■ **WORK INSTRUCTIONS**
Extract each line holding the word "this" from the entries.
★ ★ ★ ★
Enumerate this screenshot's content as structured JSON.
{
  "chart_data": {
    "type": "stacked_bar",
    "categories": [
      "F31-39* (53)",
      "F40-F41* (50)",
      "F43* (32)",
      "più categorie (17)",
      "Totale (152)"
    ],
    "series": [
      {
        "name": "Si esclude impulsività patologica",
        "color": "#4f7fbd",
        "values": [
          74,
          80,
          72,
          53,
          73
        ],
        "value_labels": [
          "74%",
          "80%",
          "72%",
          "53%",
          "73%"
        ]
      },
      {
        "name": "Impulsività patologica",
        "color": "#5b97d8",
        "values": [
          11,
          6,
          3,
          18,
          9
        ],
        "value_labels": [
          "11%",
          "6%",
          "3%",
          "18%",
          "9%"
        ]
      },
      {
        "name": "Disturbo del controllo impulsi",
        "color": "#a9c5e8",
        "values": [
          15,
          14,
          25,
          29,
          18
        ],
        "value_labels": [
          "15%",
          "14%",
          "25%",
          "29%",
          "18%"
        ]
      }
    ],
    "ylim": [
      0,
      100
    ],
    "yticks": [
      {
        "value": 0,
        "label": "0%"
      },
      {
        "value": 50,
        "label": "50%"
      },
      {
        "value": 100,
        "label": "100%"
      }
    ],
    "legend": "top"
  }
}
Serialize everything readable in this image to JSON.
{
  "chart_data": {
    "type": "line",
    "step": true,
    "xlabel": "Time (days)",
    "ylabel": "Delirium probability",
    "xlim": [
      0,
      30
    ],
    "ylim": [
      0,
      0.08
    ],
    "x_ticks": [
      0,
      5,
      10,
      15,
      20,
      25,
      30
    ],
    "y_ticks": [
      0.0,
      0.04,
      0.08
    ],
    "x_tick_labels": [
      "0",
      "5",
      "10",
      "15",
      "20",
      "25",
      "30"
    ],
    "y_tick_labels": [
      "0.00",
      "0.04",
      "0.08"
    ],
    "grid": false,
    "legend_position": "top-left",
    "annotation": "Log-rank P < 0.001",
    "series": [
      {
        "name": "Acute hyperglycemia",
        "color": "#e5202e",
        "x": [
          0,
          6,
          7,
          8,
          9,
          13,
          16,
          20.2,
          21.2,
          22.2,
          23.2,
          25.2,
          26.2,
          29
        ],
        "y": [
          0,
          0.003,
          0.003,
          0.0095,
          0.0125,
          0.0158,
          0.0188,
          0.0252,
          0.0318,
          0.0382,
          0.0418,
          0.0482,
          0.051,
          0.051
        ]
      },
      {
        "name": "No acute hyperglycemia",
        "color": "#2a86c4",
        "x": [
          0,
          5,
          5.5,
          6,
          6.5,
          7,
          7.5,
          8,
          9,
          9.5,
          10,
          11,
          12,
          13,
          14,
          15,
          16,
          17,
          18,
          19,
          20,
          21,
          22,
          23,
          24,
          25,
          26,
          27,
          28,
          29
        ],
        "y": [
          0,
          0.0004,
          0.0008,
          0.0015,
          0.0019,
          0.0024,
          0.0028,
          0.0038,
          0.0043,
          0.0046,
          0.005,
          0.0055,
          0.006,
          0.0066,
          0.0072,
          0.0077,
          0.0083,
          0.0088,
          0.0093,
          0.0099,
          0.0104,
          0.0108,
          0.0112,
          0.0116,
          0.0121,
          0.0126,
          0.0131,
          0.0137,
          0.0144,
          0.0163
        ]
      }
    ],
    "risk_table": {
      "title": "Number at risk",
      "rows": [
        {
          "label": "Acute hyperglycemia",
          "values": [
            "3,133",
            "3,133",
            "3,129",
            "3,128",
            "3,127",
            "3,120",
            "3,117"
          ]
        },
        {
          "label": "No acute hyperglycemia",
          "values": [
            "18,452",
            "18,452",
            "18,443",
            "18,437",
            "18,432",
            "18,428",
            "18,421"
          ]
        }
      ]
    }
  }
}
★ ★ ★ ★
■ **COMPLETED TASK**
Enumerate this screenshot's content as structured JSON.
Serialize everything readable in this image to JSON.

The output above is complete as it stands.